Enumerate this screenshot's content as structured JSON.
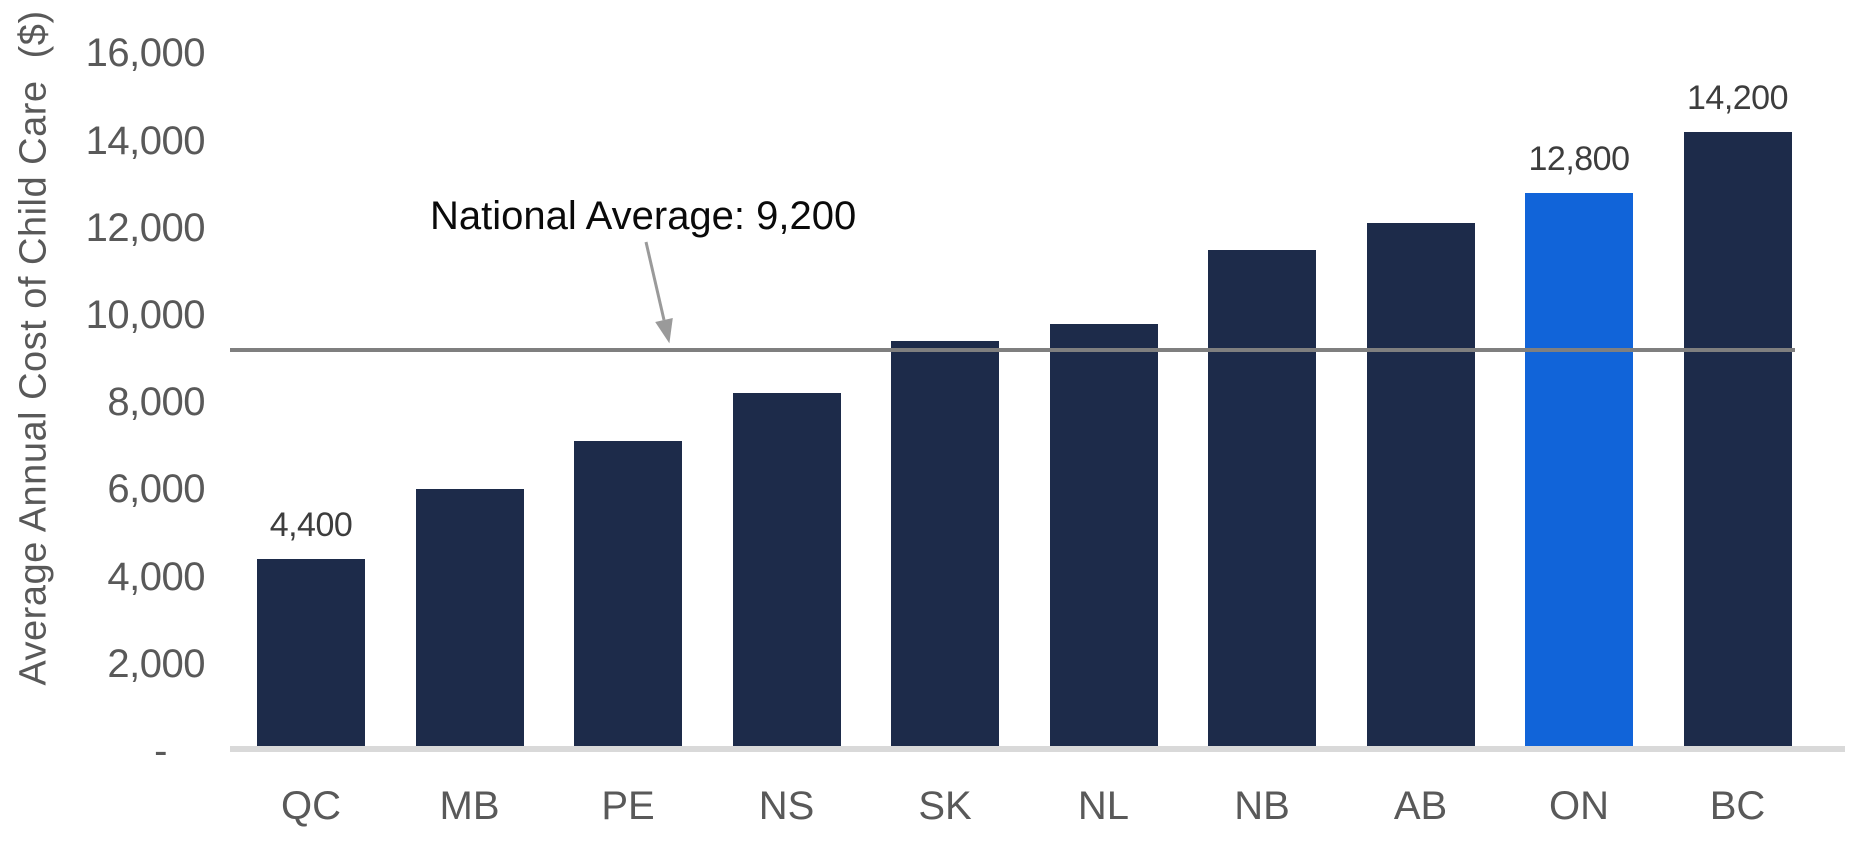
{
  "chart_data": {
    "type": "bar",
    "title": "",
    "xlabel": "",
    "ylabel": "Average Annual Cost of Child Care  ($)",
    "categories": [
      "QC",
      "MB",
      "PE",
      "NS",
      "SK",
      "NL",
      "NB",
      "AB",
      "ON",
      "BC"
    ],
    "values": [
      4400,
      6000,
      7100,
      8200,
      9400,
      9800,
      11500,
      12100,
      12800,
      14200
    ],
    "highlight_category": "ON",
    "labeled_points": [
      {
        "category": "QC",
        "label": "4,400"
      },
      {
        "category": "ON",
        "label": "12,800"
      },
      {
        "category": "BC",
        "label": "14,200"
      }
    ],
    "reference_line": {
      "value": 9200,
      "label": "National Average: 9,200"
    },
    "ylim": [
      0,
      16000
    ],
    "ytick_step": 2000,
    "yticks": [
      {
        "value": 0,
        "label": "-"
      },
      {
        "value": 2000,
        "label": "2,000"
      },
      {
        "value": 4000,
        "label": "4,000"
      },
      {
        "value": 6000,
        "label": "6,000"
      },
      {
        "value": 8000,
        "label": "8,000"
      },
      {
        "value": 10000,
        "label": "10,000"
      },
      {
        "value": 12000,
        "label": "12,000"
      },
      {
        "value": 14000,
        "label": "14,000"
      },
      {
        "value": 16000,
        "label": "16,000"
      }
    ],
    "grid": false,
    "legend": false,
    "colors": {
      "bar": "#1d2b4a",
      "highlight_bar": "#1164d9",
      "reference_line": "#7f7f7f",
      "arrow": "#9a9a9a",
      "baseline": "#d9d9d9",
      "axis_text": "#595959",
      "value_label_text": "#3d3d3d",
      "annotation_text": "#0a0a0a"
    }
  }
}
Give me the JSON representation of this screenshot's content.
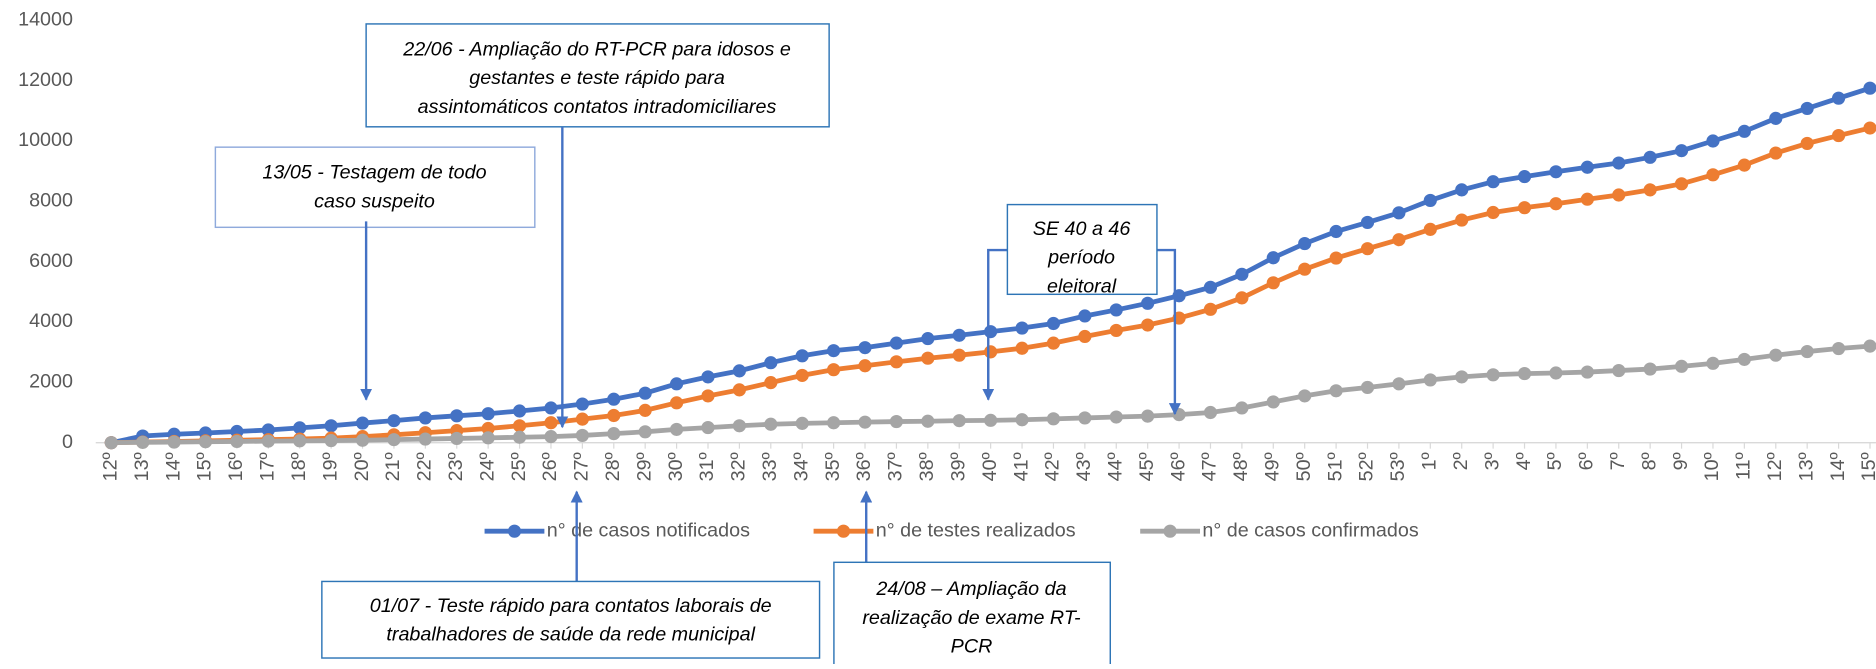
{
  "chart_data": {
    "type": "line",
    "categories": [
      "12º",
      "13º",
      "14º",
      "15º",
      "16º",
      "17º",
      "18º",
      "19º",
      "20º",
      "21º",
      "22º",
      "23º",
      "24º",
      "25º",
      "26º",
      "27º",
      "28º",
      "29º",
      "30º",
      "31º",
      "32º",
      "33º",
      "34º",
      "35º",
      "36º",
      "37º",
      "38º",
      "39º",
      "40º",
      "41º",
      "42º",
      "43º",
      "44º",
      "45º",
      "46º",
      "47º",
      "48º",
      "49º",
      "50º",
      "51º",
      "52º",
      "53º",
      "1º",
      "2º",
      "3º",
      "4º",
      "5º",
      "6º",
      "7º",
      "8º",
      "9º",
      "10º",
      "11º",
      "12º",
      "13º",
      "14º",
      "15º"
    ],
    "series": [
      {
        "name": "n° de casos notificados",
        "color": "#4472c4",
        "values": [
          0,
          220,
          280,
          320,
          370,
          420,
          490,
          560,
          650,
          730,
          820,
          890,
          960,
          1050,
          1150,
          1280,
          1440,
          1640,
          1950,
          2180,
          2380,
          2650,
          2880,
          3050,
          3150,
          3300,
          3450,
          3560,
          3680,
          3800,
          3950,
          4200,
          4400,
          4620,
          4870,
          5150,
          5580,
          6130,
          6600,
          7000,
          7300,
          7620,
          8030,
          8380,
          8650,
          8820,
          8980,
          9130,
          9270,
          9460,
          9680,
          10000,
          10320,
          10750,
          11080,
          11420,
          11750
        ]
      },
      {
        "name": "n° de testes realizados",
        "color": "#ed7d31",
        "values": [
          0,
          20,
          40,
          60,
          80,
          100,
          120,
          150,
          200,
          260,
          330,
          400,
          470,
          560,
          660,
          780,
          900,
          1070,
          1320,
          1550,
          1750,
          1990,
          2230,
          2420,
          2550,
          2680,
          2800,
          2900,
          3010,
          3130,
          3300,
          3520,
          3720,
          3900,
          4130,
          4420,
          4800,
          5300,
          5750,
          6120,
          6430,
          6730,
          7070,
          7380,
          7630,
          7790,
          7920,
          8070,
          8210,
          8380,
          8580,
          8880,
          9200,
          9600,
          9920,
          10180,
          10430
        ]
      },
      {
        "name": "n° de casos confirmados",
        "color": "#a5a5a5",
        "values": [
          0,
          10,
          20,
          30,
          40,
          50,
          60,
          70,
          80,
          100,
          120,
          140,
          160,
          180,
          200,
          240,
          300,
          360,
          440,
          500,
          560,
          610,
          640,
          660,
          680,
          700,
          710,
          730,
          740,
          760,
          790,
          820,
          850,
          880,
          930,
          1000,
          1150,
          1350,
          1550,
          1720,
          1830,
          1950,
          2080,
          2180,
          2250,
          2290,
          2310,
          2340,
          2390,
          2440,
          2530,
          2630,
          2760,
          2900,
          3020,
          3120,
          3200
        ]
      }
    ],
    "ylim": [
      0,
      14000
    ],
    "yticks": [
      0,
      2000,
      4000,
      6000,
      8000,
      10000,
      12000,
      14000
    ],
    "grid": false,
    "legend": "bottom",
    "annotations": [
      {
        "lines": [
          "13/05 - Testagem de todo",
          "caso suspeito"
        ]
      },
      {
        "lines": [
          "22/06 - Ampliação do RT-PCR para idosos e",
          "gestantes e teste rápido para",
          "assintomáticos contatos intradomiciliares"
        ]
      },
      {
        "lines": [
          "SE 40 a 46",
          "período",
          "eleitoral"
        ]
      },
      {
        "lines": [
          "01/07 - Teste rápido para contatos laborais de",
          "trabalhadores de saúde da rede municipal"
        ]
      },
      {
        "lines": [
          "24/08 – Ampliação da",
          "realização de exame RT-",
          "PCR"
        ]
      }
    ]
  }
}
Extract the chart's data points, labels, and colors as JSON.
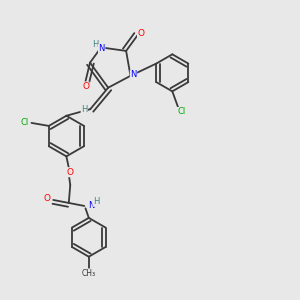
{
  "bg_color": "#e8e8e8",
  "bond_color": "#3a3a3a",
  "atom_colors": {
    "O": "#ff0000",
    "N": "#0000ff",
    "Cl": "#00aa00",
    "H": "#408080",
    "C": "#3a3a3a",
    "CH3": "#3a3a3a"
  },
  "figsize": [
    3.0,
    3.0
  ],
  "dpi": 100
}
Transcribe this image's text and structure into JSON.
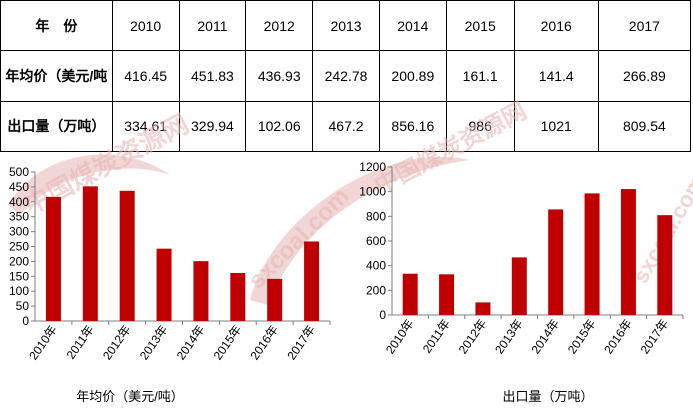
{
  "table": {
    "header_label": "年　份",
    "years": [
      "2010",
      "2011",
      "2012",
      "2013",
      "2014",
      "2015",
      "2016",
      "2017"
    ],
    "rows": [
      {
        "label": "年均价（美元/吨",
        "values": [
          "416.45",
          "451.83",
          "436.93",
          "242.78",
          "200.89",
          "161.1",
          "141.4",
          "266.89"
        ]
      },
      {
        "label": "出口量（万吨）",
        "values": [
          "334.61",
          "329.94",
          "102.06",
          "467.2",
          "856.16",
          "986",
          "1021",
          "809.54"
        ]
      }
    ]
  },
  "watermark": {
    "text1": "sxcoal.com",
    "text2": "中国煤炭资源网"
  },
  "colors": {
    "bar": "#c00000",
    "axis": "#7f7f7f",
    "grid": "#d9d9d9"
  },
  "chart_data": [
    {
      "type": "bar",
      "categories": [
        "2010年",
        "2011年",
        "2012年",
        "2013年",
        "2014年",
        "2015年",
        "2016年",
        "2017年"
      ],
      "values": [
        416.45,
        451.83,
        436.93,
        242.78,
        200.89,
        161.1,
        141.4,
        266.89
      ],
      "title": "",
      "xlabel": "年均价（美元/吨）",
      "ylabel": "",
      "ylim": [
        0,
        500
      ],
      "yticks": [
        0,
        50,
        100,
        150,
        200,
        250,
        300,
        350,
        400,
        450,
        500
      ],
      "grid": false
    },
    {
      "type": "bar",
      "categories": [
        "2010年",
        "2011年",
        "2012年",
        "2013年",
        "2014年",
        "2015年",
        "2016年",
        "2017年"
      ],
      "values": [
        334.61,
        329.94,
        102.06,
        467.2,
        856.16,
        986,
        1021,
        809.54
      ],
      "title": "",
      "xlabel": "出口量（万吨）",
      "ylabel": "",
      "ylim": [
        0,
        1200
      ],
      "yticks": [
        0,
        200,
        400,
        600,
        800,
        1000,
        1200
      ],
      "grid": false
    }
  ]
}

++++++++++++++++++++

# [WHAT TO PRODUCE]
Of the lines in the data, how many hold the string "casos"? State the number, nothing else.

# [CORRECT ANSWER]
2